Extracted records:

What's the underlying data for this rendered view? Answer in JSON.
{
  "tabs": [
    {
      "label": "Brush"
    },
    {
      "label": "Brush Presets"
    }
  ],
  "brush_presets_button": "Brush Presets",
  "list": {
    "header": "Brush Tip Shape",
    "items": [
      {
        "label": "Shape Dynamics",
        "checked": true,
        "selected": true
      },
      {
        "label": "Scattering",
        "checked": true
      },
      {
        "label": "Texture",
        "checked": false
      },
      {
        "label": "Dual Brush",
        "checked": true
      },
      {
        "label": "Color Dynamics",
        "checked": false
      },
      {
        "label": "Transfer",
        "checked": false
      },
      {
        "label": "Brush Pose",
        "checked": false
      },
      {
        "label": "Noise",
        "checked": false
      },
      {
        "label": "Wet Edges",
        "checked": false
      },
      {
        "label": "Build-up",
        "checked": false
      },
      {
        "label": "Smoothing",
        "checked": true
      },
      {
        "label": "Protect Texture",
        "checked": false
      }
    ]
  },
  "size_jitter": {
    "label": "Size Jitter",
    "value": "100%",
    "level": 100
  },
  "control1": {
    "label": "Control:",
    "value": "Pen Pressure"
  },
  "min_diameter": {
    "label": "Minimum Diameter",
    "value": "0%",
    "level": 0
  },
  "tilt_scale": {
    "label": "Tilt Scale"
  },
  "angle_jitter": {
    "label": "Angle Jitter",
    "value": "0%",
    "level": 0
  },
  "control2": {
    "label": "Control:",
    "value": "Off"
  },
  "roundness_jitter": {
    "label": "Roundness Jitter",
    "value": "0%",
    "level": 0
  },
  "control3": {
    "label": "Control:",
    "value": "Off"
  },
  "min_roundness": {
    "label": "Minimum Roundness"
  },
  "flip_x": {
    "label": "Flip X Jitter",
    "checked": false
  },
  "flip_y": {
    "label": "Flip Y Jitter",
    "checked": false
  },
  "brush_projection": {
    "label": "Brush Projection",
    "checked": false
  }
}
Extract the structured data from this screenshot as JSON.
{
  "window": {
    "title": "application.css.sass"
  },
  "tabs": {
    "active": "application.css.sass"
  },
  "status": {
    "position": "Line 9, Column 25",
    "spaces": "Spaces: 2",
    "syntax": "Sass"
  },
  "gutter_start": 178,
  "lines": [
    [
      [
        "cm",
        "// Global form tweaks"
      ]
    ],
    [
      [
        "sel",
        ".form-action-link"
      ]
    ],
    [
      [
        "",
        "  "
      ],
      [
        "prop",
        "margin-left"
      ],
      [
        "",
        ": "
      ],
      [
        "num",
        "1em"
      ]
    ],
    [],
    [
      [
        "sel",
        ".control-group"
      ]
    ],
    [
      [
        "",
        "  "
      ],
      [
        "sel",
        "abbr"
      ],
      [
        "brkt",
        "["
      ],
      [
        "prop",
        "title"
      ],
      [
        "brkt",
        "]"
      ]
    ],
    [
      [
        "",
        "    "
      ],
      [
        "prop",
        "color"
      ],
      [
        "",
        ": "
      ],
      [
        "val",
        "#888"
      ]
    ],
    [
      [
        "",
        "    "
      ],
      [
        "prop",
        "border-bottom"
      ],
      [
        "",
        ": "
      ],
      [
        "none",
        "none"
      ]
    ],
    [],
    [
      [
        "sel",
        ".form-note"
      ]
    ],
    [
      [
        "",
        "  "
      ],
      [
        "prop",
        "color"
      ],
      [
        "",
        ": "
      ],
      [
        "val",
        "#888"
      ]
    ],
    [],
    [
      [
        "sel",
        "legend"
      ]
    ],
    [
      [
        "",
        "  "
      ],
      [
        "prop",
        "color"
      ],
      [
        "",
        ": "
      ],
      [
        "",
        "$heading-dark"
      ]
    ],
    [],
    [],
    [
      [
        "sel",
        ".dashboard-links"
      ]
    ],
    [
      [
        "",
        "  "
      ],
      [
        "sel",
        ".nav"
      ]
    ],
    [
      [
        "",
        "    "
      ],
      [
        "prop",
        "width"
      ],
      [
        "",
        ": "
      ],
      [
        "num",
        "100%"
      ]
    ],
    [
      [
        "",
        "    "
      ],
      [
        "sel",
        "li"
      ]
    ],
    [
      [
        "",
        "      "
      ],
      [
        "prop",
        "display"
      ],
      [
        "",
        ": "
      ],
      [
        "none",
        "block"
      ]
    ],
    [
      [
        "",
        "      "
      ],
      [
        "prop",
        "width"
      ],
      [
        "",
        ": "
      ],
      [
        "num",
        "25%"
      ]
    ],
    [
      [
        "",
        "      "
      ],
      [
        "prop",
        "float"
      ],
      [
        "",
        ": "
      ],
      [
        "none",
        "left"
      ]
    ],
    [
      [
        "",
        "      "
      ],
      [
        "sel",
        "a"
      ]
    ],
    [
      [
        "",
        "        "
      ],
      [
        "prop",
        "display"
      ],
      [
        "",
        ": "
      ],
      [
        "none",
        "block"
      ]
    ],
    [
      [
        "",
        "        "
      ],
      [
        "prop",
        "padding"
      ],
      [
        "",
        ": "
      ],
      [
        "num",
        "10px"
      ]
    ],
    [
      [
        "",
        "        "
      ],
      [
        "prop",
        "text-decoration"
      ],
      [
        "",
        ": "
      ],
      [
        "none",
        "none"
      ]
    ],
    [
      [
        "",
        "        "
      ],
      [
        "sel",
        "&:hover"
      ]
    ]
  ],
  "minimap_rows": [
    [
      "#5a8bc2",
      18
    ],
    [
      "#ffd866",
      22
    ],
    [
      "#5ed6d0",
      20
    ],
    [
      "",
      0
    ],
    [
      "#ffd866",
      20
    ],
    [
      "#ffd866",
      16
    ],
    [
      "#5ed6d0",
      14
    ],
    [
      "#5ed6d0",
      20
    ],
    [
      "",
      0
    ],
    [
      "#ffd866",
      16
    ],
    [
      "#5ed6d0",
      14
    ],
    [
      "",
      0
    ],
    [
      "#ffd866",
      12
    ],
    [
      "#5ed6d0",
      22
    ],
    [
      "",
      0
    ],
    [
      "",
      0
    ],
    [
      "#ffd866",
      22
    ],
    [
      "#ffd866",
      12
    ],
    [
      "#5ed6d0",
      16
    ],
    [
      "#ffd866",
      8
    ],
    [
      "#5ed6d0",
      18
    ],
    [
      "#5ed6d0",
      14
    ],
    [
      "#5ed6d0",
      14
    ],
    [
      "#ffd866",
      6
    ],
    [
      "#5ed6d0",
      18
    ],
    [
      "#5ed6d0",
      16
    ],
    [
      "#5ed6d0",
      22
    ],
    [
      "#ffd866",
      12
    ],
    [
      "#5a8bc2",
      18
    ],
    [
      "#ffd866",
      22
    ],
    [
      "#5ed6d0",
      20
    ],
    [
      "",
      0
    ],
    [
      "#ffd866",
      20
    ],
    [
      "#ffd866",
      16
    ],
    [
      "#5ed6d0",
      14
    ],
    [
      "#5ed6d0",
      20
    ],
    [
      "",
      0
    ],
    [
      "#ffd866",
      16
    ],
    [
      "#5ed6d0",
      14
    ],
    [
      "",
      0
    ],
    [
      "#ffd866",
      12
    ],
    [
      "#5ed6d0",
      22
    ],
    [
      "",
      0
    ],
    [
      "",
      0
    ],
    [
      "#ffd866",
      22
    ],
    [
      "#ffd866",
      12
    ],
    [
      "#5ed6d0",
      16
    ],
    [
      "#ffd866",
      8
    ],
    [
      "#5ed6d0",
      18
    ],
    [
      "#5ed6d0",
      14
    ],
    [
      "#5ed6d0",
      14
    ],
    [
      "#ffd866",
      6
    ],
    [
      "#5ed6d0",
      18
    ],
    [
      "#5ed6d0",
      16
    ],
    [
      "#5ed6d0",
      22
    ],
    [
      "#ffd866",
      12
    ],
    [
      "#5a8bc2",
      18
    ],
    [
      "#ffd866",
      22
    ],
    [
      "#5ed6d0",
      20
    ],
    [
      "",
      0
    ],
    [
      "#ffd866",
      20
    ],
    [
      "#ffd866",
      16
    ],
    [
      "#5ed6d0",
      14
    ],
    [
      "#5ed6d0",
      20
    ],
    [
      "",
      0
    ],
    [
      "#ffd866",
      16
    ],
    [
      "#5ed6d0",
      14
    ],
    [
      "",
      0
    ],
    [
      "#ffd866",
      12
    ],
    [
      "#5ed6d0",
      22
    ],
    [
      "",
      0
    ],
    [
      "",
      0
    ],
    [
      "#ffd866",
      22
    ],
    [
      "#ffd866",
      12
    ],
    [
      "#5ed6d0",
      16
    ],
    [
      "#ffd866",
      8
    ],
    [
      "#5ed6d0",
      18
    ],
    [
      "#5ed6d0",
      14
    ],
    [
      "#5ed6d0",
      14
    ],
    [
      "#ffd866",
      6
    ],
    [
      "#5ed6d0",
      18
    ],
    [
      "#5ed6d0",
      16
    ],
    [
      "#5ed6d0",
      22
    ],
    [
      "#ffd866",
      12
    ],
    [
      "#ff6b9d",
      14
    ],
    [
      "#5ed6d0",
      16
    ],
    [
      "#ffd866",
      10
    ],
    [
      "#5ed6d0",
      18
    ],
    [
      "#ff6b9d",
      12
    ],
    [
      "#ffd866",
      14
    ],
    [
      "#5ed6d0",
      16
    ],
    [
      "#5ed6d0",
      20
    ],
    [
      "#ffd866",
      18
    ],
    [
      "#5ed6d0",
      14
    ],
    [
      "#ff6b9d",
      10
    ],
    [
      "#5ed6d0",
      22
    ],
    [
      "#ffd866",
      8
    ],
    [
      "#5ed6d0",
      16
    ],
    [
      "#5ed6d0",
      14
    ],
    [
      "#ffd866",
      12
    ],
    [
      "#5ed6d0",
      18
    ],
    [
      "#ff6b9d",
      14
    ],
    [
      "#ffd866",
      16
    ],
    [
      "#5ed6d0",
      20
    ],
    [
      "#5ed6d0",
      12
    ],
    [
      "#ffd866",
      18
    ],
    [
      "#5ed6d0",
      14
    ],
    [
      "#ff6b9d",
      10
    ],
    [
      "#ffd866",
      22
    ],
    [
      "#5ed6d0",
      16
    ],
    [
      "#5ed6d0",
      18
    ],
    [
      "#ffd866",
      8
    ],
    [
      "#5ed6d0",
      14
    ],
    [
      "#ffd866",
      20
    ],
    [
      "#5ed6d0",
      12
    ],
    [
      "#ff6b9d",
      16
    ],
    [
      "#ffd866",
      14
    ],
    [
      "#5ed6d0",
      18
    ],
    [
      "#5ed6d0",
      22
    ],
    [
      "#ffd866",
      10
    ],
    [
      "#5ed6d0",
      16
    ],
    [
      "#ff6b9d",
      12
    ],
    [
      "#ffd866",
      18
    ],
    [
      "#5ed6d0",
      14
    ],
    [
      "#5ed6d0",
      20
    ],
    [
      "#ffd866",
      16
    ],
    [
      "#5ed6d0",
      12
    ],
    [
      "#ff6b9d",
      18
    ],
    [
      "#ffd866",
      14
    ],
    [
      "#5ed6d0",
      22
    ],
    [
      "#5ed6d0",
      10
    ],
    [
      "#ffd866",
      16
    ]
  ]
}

> **Work instructions**: From the data, pick out every line that includes "Shape".

> **Solution to the exercise**:
    "header": "Brush Tip Shape",
        "label": "Shape Dynamics",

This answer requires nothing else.